Data entries
↓↓↓

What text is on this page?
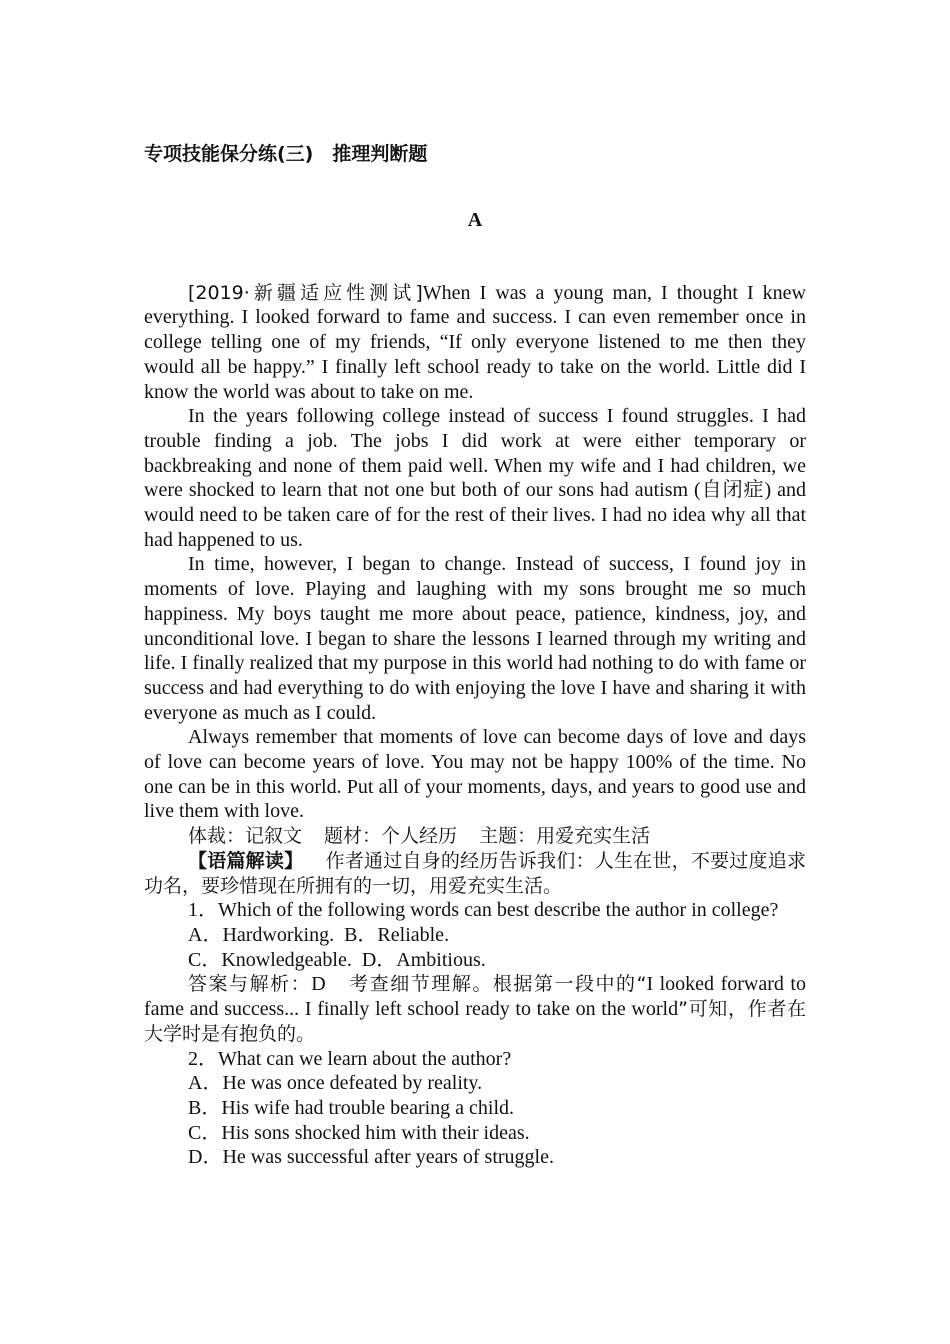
专项技能保分练(三)　推理判断题
A

[2019·新疆适应性测试]When I was a young man, I thought I knew everything. I looked forward to fame and success. I can even remember once in college telling one of my friends, “If only everyone listened to me then they would all be happy.” I finally left school ready to take on the world. Little did I know the world was about to take on me.

In the years following college instead of success I found struggles. I had trouble finding a job. The jobs I did work at were either temporary or backbreaking and none of them paid well. When my wife and I had children, we were shocked to learn that not one but both of our sons had autism (自闭症) and would need to be taken care of for the rest of their lives. I had no idea why all that had happened to us.

In time, however, I began to change. Instead of success, I found joy in moments of love. Playing and laughing with my sons brought me so much happiness. My boys taught me more about peace, patience, kindness, joy, and unconditional love. I began to share the lessons I learned through my writing and life. I finally realized that my purpose in this world had nothing to do with fame or success and had everything to do with enjoying the love I have and sharing it with everyone as much as I could.

Always remember that moments of love can become days of love and days of love can become years of love. You may not be happy 100% of the time. No one can be in this world. Put all of your moments, days, and years to good use and live them with love.

体裁：记叙文 题材：个人经历 主题：用爱充实生活

【语篇解读】 作者通过自身的经历告诉我们：人生在世，不要过度追求功名，要珍惜现在所拥有的一切，用爱充实生活。

1．Which of the following words can best describe the author in college?

A．Hardworking.  B．Reliable.

C．Knowledgeable.  D．Ambitious.

答案与解析：D 考查细节理解。根据第一段中的“I looked forward to fame and success... I finally left school ready to take on the world”可知，作者在大学时是有抱负的。

2．What can we learn about the author?

A．He was once defeated by reality.

B．His wife had trouble bearing a child.

C．His sons shocked him with their ideas.

D．He was successful after years of struggle.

↑↑↑

■ EXERCISE TASK ■
Give an exact reproduction of every line, leaving out any picture.

■ RESPONSE ■
What text is on this page?
专项技能保分练(三)　推理判断题
A

[2019·新疆适应性测试]When I was a young man, I thought I knew everything. I looked forward to fame and success. I can even remember once in college telling one of my friends, “If only everyone listened to me then they would all be happy.” I finally left school ready to take on the world. Little did I know the world was about to take on me.

In the years following college instead of success I found struggles. I had trouble finding a job. The jobs I did work at were either temporary or backbreaking and none of them paid well. When my wife and I had children, we were shocked to learn that not one but both of our sons had autism (自闭症) and would need to be taken care of for the rest of their lives. I had no idea why all that had happened to us.

In time, however, I began to change. Instead of success, I found joy in moments of love. Playing and laughing with my sons brought me so much happiness. My boys taught me more about peace, patience, kindness, joy, and unconditional love. I began to share the lessons I learned through my writing and life. I finally realized that my purpose in this world had nothing to do with fame or success and had everything to do with enjoying the love I have and sharing it with everyone as much as I could.

Always remember that moments of love can become days of love and days of love can become years of love. You may not be happy 100% of the time. No one can be in this world. Put all of your moments, days, and years to good use and live them with love.

体裁：记叙文 题材：个人经历 主题：用爱充实生活

【语篇解读】 作者通过自身的经历告诉我们：人生在世，不要过度追求功名，要珍惜现在所拥有的一切，用爱充实生活。

1．Which of the following words can best describe the author in college?

A．Hardworking.  B．Reliable.

C．Knowledgeable.  D．Ambitious.

答案与解析：D 考查细节理解。根据第一段中的“I looked forward to fame and success... I finally left school ready to take on the world”可知，作者在大学时是有抱负的。

2．What can we learn about the author?

A．He was once defeated by reality.

B．His wife had trouble bearing a child.

C．His sons shocked him with their ideas.

D．He was successful after years of struggle.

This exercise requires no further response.